▼
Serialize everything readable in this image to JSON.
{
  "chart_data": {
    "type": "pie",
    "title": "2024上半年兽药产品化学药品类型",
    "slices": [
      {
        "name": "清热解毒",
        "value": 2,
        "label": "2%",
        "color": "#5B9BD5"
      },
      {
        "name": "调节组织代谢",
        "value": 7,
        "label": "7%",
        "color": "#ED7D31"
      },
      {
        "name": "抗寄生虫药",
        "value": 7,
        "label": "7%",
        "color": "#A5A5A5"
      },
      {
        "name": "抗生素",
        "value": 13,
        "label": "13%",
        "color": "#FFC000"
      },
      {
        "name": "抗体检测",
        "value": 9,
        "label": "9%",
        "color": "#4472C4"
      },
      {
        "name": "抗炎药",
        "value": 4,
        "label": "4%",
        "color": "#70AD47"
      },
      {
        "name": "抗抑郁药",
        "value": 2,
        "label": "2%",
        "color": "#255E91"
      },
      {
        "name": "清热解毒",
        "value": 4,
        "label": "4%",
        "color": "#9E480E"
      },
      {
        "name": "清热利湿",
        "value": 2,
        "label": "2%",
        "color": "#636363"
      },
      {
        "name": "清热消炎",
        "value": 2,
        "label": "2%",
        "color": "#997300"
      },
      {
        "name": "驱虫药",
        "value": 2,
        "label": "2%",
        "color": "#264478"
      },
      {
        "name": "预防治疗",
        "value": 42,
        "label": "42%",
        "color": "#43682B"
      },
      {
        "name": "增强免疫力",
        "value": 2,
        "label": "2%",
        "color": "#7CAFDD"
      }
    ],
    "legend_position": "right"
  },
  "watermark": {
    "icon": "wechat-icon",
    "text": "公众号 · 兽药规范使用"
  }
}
▲
### WHAT NEEDS TO BE DONE
Transcribe the whole listing with nothing added or left out.

### FINISHED EXERCISE
Serialize everything readable in this image to JSON.
{
  "chart_data": {
    "type": "pie",
    "title": "2024上半年兽药产品化学药品类型",
    "slices": [
      {
        "name": "清热解毒",
        "value": 2,
        "label": "2%",
        "color": "#5B9BD5"
      },
      {
        "name": "调节组织代谢",
        "value": 7,
        "label": "7%",
        "color": "#ED7D31"
      },
      {
        "name": "抗寄生虫药",
        "value": 7,
        "label": "7%",
        "color": "#A5A5A5"
      },
      {
        "name": "抗生素",
        "value": 13,
        "label": "13%",
        "color": "#FFC000"
      },
      {
        "name": "抗体检测",
        "value": 9,
        "label": "9%",
        "color": "#4472C4"
      },
      {
        "name": "抗炎药",
        "value": 4,
        "label": "4%",
        "color": "#70AD47"
      },
      {
        "name": "抗抑郁药",
        "value": 2,
        "label": "2%",
        "color": "#255E91"
      },
      {
        "name": "清热解毒",
        "value": 4,
        "label": "4%",
        "color": "#9E480E"
      },
      {
        "name": "清热利湿",
        "value": 2,
        "label": "2%",
        "color": "#636363"
      },
      {
        "name": "清热消炎",
        "value": 2,
        "label": "2%",
        "color": "#997300"
      },
      {
        "name": "驱虫药",
        "value": 2,
        "label": "2%",
        "color": "#264478"
      },
      {
        "name": "预防治疗",
        "value": 42,
        "label": "42%",
        "color": "#43682B"
      },
      {
        "name": "增强免疫力",
        "value": 2,
        "label": "2%",
        "color": "#7CAFDD"
      }
    ],
    "legend_position": "right"
  },
  "watermark": {
    "icon": "wechat-icon",
    "text": "公众号 · 兽药规范使用"
  }
}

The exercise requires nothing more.